Exactly repeat all the records below, omitting the images they hold.

-- Begin Material for the task --

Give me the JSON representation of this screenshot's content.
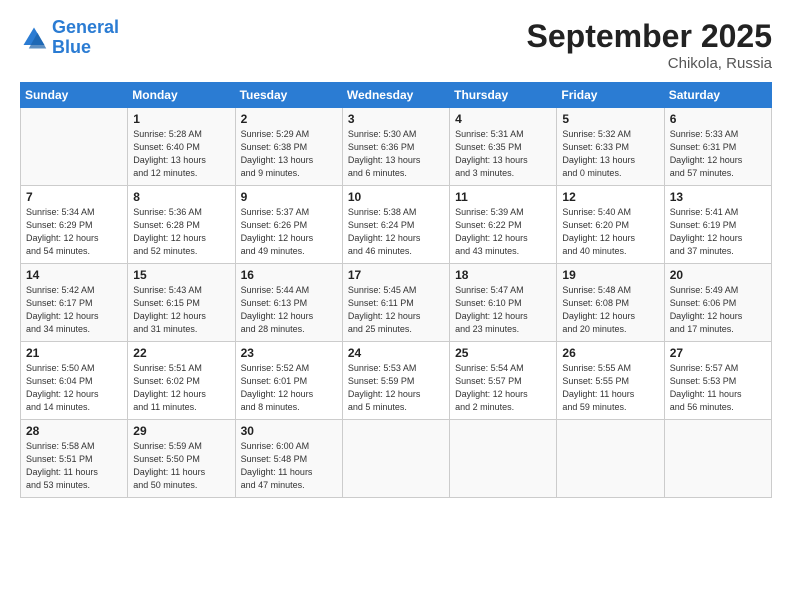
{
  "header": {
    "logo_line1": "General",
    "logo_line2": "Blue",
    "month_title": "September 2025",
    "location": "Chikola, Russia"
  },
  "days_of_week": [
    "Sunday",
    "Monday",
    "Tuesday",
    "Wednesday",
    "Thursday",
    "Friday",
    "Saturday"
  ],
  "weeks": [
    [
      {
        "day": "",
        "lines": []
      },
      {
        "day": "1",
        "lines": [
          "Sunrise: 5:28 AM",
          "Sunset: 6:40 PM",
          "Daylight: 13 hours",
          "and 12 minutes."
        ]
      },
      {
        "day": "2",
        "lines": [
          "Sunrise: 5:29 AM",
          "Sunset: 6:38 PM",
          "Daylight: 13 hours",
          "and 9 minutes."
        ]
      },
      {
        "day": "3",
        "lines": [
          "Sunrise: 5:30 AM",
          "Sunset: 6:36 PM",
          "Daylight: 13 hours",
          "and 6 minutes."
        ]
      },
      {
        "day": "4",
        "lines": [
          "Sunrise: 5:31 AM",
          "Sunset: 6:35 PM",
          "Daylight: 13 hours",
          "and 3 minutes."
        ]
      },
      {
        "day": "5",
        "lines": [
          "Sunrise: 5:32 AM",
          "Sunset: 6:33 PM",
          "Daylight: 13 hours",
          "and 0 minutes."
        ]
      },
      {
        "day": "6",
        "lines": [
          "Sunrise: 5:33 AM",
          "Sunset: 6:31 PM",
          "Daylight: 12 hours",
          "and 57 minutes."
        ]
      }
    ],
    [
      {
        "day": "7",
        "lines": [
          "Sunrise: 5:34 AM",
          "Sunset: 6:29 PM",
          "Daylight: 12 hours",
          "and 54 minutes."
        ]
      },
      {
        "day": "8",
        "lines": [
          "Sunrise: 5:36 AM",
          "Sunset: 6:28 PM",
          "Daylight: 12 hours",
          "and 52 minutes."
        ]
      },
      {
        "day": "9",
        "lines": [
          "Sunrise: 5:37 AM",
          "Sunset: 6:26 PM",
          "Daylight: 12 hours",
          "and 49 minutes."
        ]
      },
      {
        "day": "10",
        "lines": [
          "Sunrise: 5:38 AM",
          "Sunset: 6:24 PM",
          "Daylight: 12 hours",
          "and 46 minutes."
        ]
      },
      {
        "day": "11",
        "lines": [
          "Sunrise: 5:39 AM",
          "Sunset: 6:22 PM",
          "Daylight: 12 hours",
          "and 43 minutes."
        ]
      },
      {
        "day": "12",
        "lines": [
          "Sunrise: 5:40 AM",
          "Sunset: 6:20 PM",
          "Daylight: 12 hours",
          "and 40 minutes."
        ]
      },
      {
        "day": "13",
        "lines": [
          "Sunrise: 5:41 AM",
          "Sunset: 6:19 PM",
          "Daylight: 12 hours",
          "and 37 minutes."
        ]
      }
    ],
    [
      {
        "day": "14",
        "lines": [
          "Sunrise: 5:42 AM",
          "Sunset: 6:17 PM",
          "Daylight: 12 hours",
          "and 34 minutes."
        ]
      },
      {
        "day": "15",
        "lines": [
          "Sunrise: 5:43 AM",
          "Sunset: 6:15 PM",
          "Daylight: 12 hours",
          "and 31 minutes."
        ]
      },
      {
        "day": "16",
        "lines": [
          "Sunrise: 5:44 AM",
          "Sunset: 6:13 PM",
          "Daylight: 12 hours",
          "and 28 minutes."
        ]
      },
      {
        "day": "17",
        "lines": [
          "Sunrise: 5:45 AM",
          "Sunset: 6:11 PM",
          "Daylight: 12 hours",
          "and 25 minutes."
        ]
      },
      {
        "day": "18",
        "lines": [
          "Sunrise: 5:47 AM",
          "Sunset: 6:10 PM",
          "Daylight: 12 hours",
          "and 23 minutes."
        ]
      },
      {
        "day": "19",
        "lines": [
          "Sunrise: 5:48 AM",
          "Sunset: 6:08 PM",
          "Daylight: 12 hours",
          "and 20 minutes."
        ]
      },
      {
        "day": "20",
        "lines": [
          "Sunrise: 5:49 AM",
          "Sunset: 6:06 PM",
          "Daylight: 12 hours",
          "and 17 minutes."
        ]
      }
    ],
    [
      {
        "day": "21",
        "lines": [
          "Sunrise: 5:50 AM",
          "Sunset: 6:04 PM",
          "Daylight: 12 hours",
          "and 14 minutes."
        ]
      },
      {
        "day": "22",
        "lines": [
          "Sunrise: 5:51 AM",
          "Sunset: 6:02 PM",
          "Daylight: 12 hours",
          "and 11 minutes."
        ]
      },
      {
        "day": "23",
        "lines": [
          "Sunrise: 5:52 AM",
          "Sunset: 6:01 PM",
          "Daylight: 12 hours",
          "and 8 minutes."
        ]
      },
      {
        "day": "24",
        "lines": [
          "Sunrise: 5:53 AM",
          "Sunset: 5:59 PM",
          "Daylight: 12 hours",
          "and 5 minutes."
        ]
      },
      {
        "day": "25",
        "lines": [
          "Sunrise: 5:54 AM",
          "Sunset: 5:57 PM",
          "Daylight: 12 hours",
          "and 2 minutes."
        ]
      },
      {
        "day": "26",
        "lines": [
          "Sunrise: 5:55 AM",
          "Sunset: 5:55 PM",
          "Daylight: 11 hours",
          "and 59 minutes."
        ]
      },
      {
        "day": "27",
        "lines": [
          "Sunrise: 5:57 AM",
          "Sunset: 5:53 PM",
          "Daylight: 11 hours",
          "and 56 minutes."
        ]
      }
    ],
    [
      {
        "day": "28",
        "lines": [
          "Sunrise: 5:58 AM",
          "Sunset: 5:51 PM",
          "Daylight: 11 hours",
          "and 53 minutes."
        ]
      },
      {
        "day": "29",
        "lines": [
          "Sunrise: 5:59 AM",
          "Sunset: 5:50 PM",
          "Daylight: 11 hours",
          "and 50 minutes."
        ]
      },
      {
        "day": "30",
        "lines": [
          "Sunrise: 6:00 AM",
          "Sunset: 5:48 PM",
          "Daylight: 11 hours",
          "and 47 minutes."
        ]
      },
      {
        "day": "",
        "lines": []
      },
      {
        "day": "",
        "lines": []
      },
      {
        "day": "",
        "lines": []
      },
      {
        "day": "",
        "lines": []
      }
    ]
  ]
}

-- End Material for the task --

Task solution:
Give me the JSON representation of this screenshot's content.
{
  "header": {
    "logo_line1": "General",
    "logo_line2": "Blue",
    "month_title": "September 2025",
    "location": "Chikola, Russia"
  },
  "days_of_week": [
    "Sunday",
    "Monday",
    "Tuesday",
    "Wednesday",
    "Thursday",
    "Friday",
    "Saturday"
  ],
  "weeks": [
    [
      {
        "day": "",
        "lines": []
      },
      {
        "day": "1",
        "lines": [
          "Sunrise: 5:28 AM",
          "Sunset: 6:40 PM",
          "Daylight: 13 hours",
          "and 12 minutes."
        ]
      },
      {
        "day": "2",
        "lines": [
          "Sunrise: 5:29 AM",
          "Sunset: 6:38 PM",
          "Daylight: 13 hours",
          "and 9 minutes."
        ]
      },
      {
        "day": "3",
        "lines": [
          "Sunrise: 5:30 AM",
          "Sunset: 6:36 PM",
          "Daylight: 13 hours",
          "and 6 minutes."
        ]
      },
      {
        "day": "4",
        "lines": [
          "Sunrise: 5:31 AM",
          "Sunset: 6:35 PM",
          "Daylight: 13 hours",
          "and 3 minutes."
        ]
      },
      {
        "day": "5",
        "lines": [
          "Sunrise: 5:32 AM",
          "Sunset: 6:33 PM",
          "Daylight: 13 hours",
          "and 0 minutes."
        ]
      },
      {
        "day": "6",
        "lines": [
          "Sunrise: 5:33 AM",
          "Sunset: 6:31 PM",
          "Daylight: 12 hours",
          "and 57 minutes."
        ]
      }
    ],
    [
      {
        "day": "7",
        "lines": [
          "Sunrise: 5:34 AM",
          "Sunset: 6:29 PM",
          "Daylight: 12 hours",
          "and 54 minutes."
        ]
      },
      {
        "day": "8",
        "lines": [
          "Sunrise: 5:36 AM",
          "Sunset: 6:28 PM",
          "Daylight: 12 hours",
          "and 52 minutes."
        ]
      },
      {
        "day": "9",
        "lines": [
          "Sunrise: 5:37 AM",
          "Sunset: 6:26 PM",
          "Daylight: 12 hours",
          "and 49 minutes."
        ]
      },
      {
        "day": "10",
        "lines": [
          "Sunrise: 5:38 AM",
          "Sunset: 6:24 PM",
          "Daylight: 12 hours",
          "and 46 minutes."
        ]
      },
      {
        "day": "11",
        "lines": [
          "Sunrise: 5:39 AM",
          "Sunset: 6:22 PM",
          "Daylight: 12 hours",
          "and 43 minutes."
        ]
      },
      {
        "day": "12",
        "lines": [
          "Sunrise: 5:40 AM",
          "Sunset: 6:20 PM",
          "Daylight: 12 hours",
          "and 40 minutes."
        ]
      },
      {
        "day": "13",
        "lines": [
          "Sunrise: 5:41 AM",
          "Sunset: 6:19 PM",
          "Daylight: 12 hours",
          "and 37 minutes."
        ]
      }
    ],
    [
      {
        "day": "14",
        "lines": [
          "Sunrise: 5:42 AM",
          "Sunset: 6:17 PM",
          "Daylight: 12 hours",
          "and 34 minutes."
        ]
      },
      {
        "day": "15",
        "lines": [
          "Sunrise: 5:43 AM",
          "Sunset: 6:15 PM",
          "Daylight: 12 hours",
          "and 31 minutes."
        ]
      },
      {
        "day": "16",
        "lines": [
          "Sunrise: 5:44 AM",
          "Sunset: 6:13 PM",
          "Daylight: 12 hours",
          "and 28 minutes."
        ]
      },
      {
        "day": "17",
        "lines": [
          "Sunrise: 5:45 AM",
          "Sunset: 6:11 PM",
          "Daylight: 12 hours",
          "and 25 minutes."
        ]
      },
      {
        "day": "18",
        "lines": [
          "Sunrise: 5:47 AM",
          "Sunset: 6:10 PM",
          "Daylight: 12 hours",
          "and 23 minutes."
        ]
      },
      {
        "day": "19",
        "lines": [
          "Sunrise: 5:48 AM",
          "Sunset: 6:08 PM",
          "Daylight: 12 hours",
          "and 20 minutes."
        ]
      },
      {
        "day": "20",
        "lines": [
          "Sunrise: 5:49 AM",
          "Sunset: 6:06 PM",
          "Daylight: 12 hours",
          "and 17 minutes."
        ]
      }
    ],
    [
      {
        "day": "21",
        "lines": [
          "Sunrise: 5:50 AM",
          "Sunset: 6:04 PM",
          "Daylight: 12 hours",
          "and 14 minutes."
        ]
      },
      {
        "day": "22",
        "lines": [
          "Sunrise: 5:51 AM",
          "Sunset: 6:02 PM",
          "Daylight: 12 hours",
          "and 11 minutes."
        ]
      },
      {
        "day": "23",
        "lines": [
          "Sunrise: 5:52 AM",
          "Sunset: 6:01 PM",
          "Daylight: 12 hours",
          "and 8 minutes."
        ]
      },
      {
        "day": "24",
        "lines": [
          "Sunrise: 5:53 AM",
          "Sunset: 5:59 PM",
          "Daylight: 12 hours",
          "and 5 minutes."
        ]
      },
      {
        "day": "25",
        "lines": [
          "Sunrise: 5:54 AM",
          "Sunset: 5:57 PM",
          "Daylight: 12 hours",
          "and 2 minutes."
        ]
      },
      {
        "day": "26",
        "lines": [
          "Sunrise: 5:55 AM",
          "Sunset: 5:55 PM",
          "Daylight: 11 hours",
          "and 59 minutes."
        ]
      },
      {
        "day": "27",
        "lines": [
          "Sunrise: 5:57 AM",
          "Sunset: 5:53 PM",
          "Daylight: 11 hours",
          "and 56 minutes."
        ]
      }
    ],
    [
      {
        "day": "28",
        "lines": [
          "Sunrise: 5:58 AM",
          "Sunset: 5:51 PM",
          "Daylight: 11 hours",
          "and 53 minutes."
        ]
      },
      {
        "day": "29",
        "lines": [
          "Sunrise: 5:59 AM",
          "Sunset: 5:50 PM",
          "Daylight: 11 hours",
          "and 50 minutes."
        ]
      },
      {
        "day": "30",
        "lines": [
          "Sunrise: 6:00 AM",
          "Sunset: 5:48 PM",
          "Daylight: 11 hours",
          "and 47 minutes."
        ]
      },
      {
        "day": "",
        "lines": []
      },
      {
        "day": "",
        "lines": []
      },
      {
        "day": "",
        "lines": []
      },
      {
        "day": "",
        "lines": []
      }
    ]
  ]
}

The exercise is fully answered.